▶ [Dataset content]:
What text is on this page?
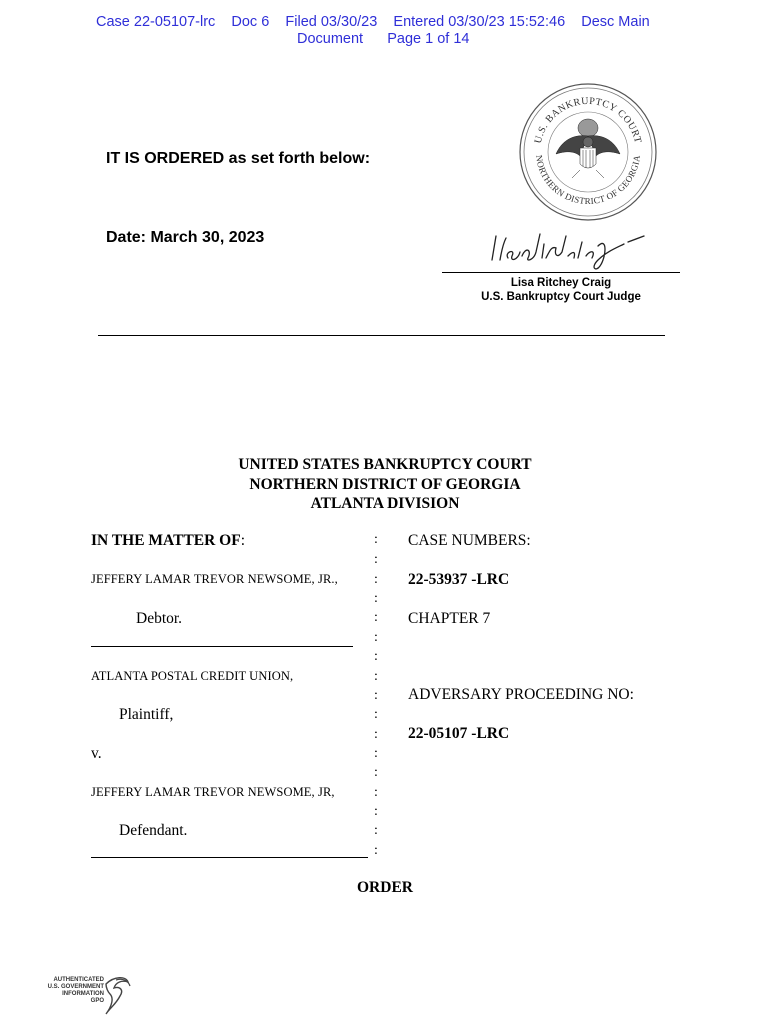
Case 22-05107-lrc    Doc 6    Filed 03/30/23    Entered 03/30/23 15:52:46    Desc Main
Document      Page 1 of 14
U.S. BANKRUPTCY COURT
NORTHERN DISTRICT OF GEORGIA
IT IS ORDERED as set forth below:
Date: March 30, 2023
Lisa Ritchey Craig
U.S. Bankruptcy Court Judge
UNITED STATES BANKRUPTCY COURT
NORTHERN DISTRICT OF GEORGIA
ATLANTA DIVISION
IN THE MATTER OF:
JEFFERY LAMAR TREVOR NEWSOME, JR.,
Debtor.
ATLANTA POSTAL CREDIT UNION,
Plaintiff,
v.
JEFFERY LAMAR TREVOR NEWSOME, JR,
Defendant.
:
:
:
:
:
:
:
:
:
:
:
:
:
:
:
:
:
CASE NUMBERS:
22-53937 -LRC
CHAPTER 7
ADVERSARY PROCEEDING NO:
22-05107 -LRC
ORDER
AUTHENTICATED
U.S. GOVERNMENT
INFORMATION
GPO
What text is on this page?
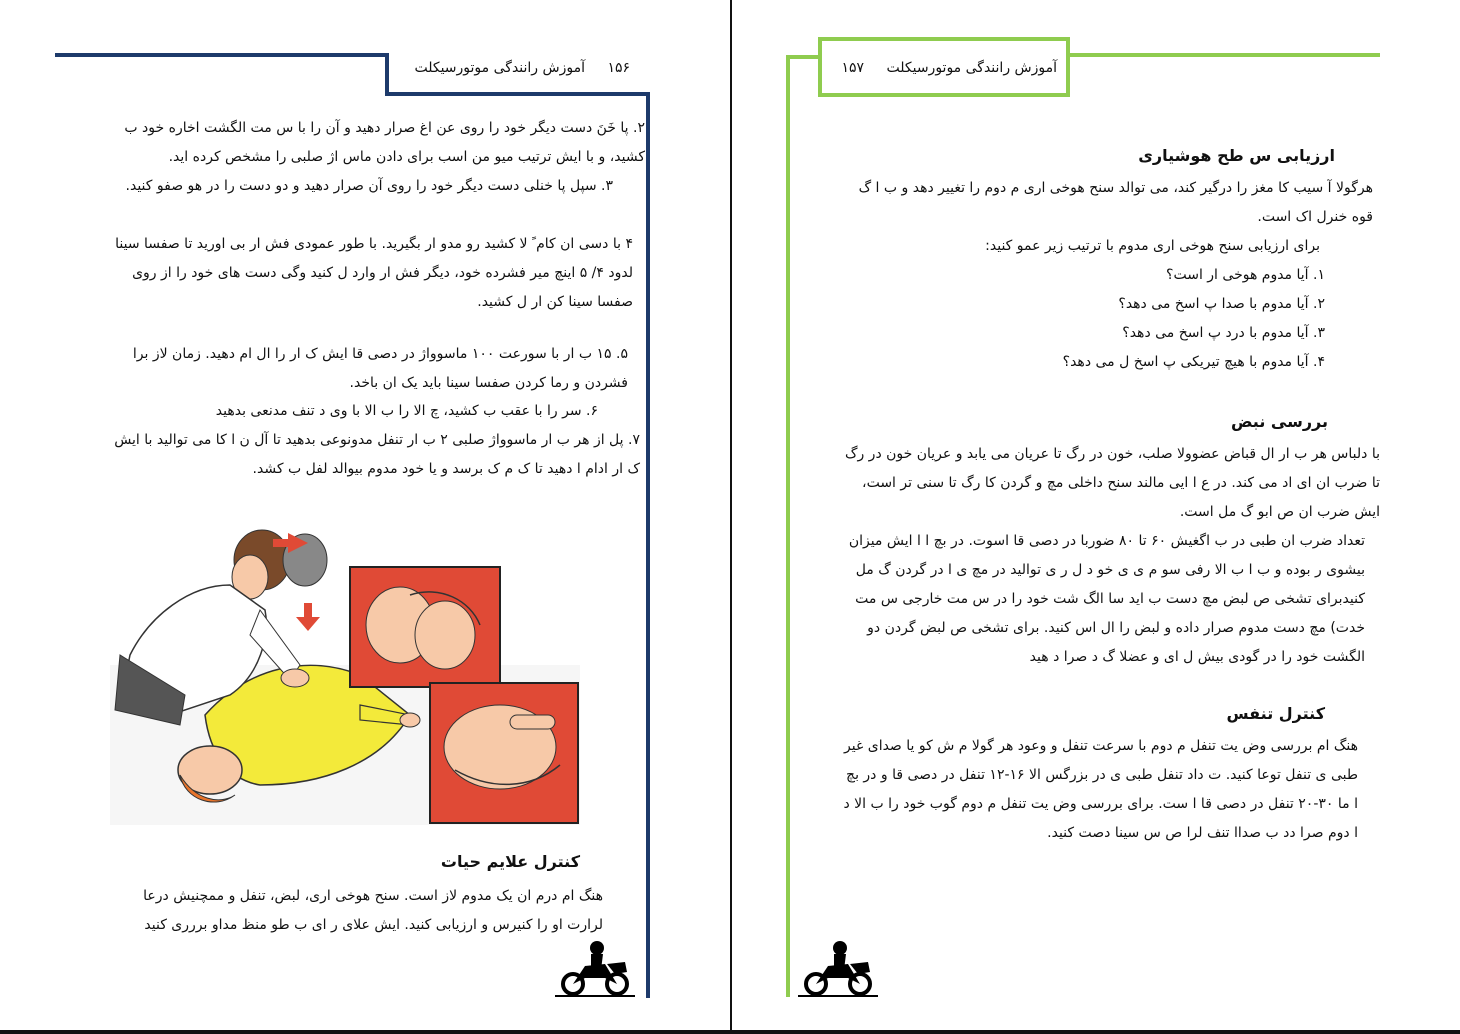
۱۵۶ آموزش رانندگی موتورسیکلت
۲. پا خَنَ دست دیگر خود را روی عن اغ صرار دهید و آن را با س مت الگشت اخاره خود ب کشید، و با ایش ترتیب میو من اسب برای دادن ماس اژ صلبی را مشخص کرده اید.
۳. سپل پا خنلی دست دیگر خود را روی آن صرار دهید و دو دست را در هو صفو کنید.
۴ با دسی ان کام ً لا کشید رو مدو ار بگیرید. با طور عمودی فش ار بی اورید تا صفسا سینا لدود ۴/ ۵ اینچ میر فشرده خود، دیگر فش ار وارد ل کنید وگی دست های خود را از روی صفسا سینا کن ار ل کشید.
۵. ۱۵ ب ار با سورعت ۱۰۰ ماسوواژ در دصی قا ایش ک ار را ال ام دهید. زمان لاز برا فشردن و رما کردن صفسا سینا باید یک ان باخد.
۶. سر را با عقب ب کشید، چ الا را ب الا با وی د تنف مدنعی بدهید
۷. پل از هر ب ار ماسوواژ صلبی ۲ ب ار تنفل مدونوعی بدهید تا آل ن ا کا می توالید با ایش ک ار ادام ا دهید تا ک م ک برسد و یا خود مدوم بیوالد لفل ب کشد.
کنترل علایم حیات
هنگ ام درم ان یک مدوم لاز است. سنح هوخی اری، لبض، تنفل و ممچنیش درعا لرارت او را کنیرس و ارزیابی کنید. ایش علای ر ای ب طو منظ مداو بررری کنید
آموزش رانندگی موتورسیکلت ۱۵۷
ارزیابی س طح هوشیاری
هرگولا آ سیب کا مغز را درگیر کند، می توالد سنح هوخی اری م دوم را تغییر دهد و ب ا گ قوه خنرل اک است.
برای ارزیابی سنح هوخی اری مدوم با ترتیب زیر عمو کنید:
۱. آیا مدوم هوخی ار است؟
۲. آیا مدوم با صدا پ اسخ می دهد؟
۳. آیا مدوم با درد پ اسخ می دهد؟
۴. آیا مدوم با هیچ تیریکی پ اسخ ل می دهد؟
بررسی نبض
با دلباس هر ب ار ال قباض عضوولا صلب، خون در رگ تا عریان می یابد و عریان خون در رگ تا ضرب ان ای اد می کند. در ع ا ایی مالند سنح داخلی مچ و گردن کا رگ تا سنی تر است، ایش ضرب ان ص ابو گ مل است.
تعداد ضرب ان طبی در ب اگغیش ۶۰ تا ۸۰ ضوربا در دصی قا اسوت. در بچ ا ا ایش میزان بیشوی ر بوده و ب ا ب الا رفی سو م ی ی خو د ل ر ی توالید در مچ ی ا در گردن گ مل کنیدبرای تشخی ص لبض مچ دست ب اید سا الگ شت خود را در س مت خارجی س مت خدت) مچ دست مدوم صرار داده و لبض را ال اس کنید. برای تشخی ص لبض گردن دو الگشت خود را در گودی بیش ل ای و عضلا گ د صرا د هید
کنترل تنفس
هنگ ام بررسی وض یت تنفل م دوم با سرعت تنفل و وعود هر گولا م ش کو یا صدای غیر طبی ی تنفل توعا کنید. ت داد تنفل طبی ی در بزرگس الا ۱۶-۱۲ تنفل در دصی قا و در بچ ا ما ۳۰-۲۰ تنفل در دصی قا ا ست. برای بررسی وض یت تنفل م دوم گوب خود را ب الا د ا دوم صرا دد ب صداا تنف لرا ص س سینا دصت کنید.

▶ [Task directions]: Exactly how many lines contain "بدهید"? State the number and nothing else.

▶ [Exercise answer]: 2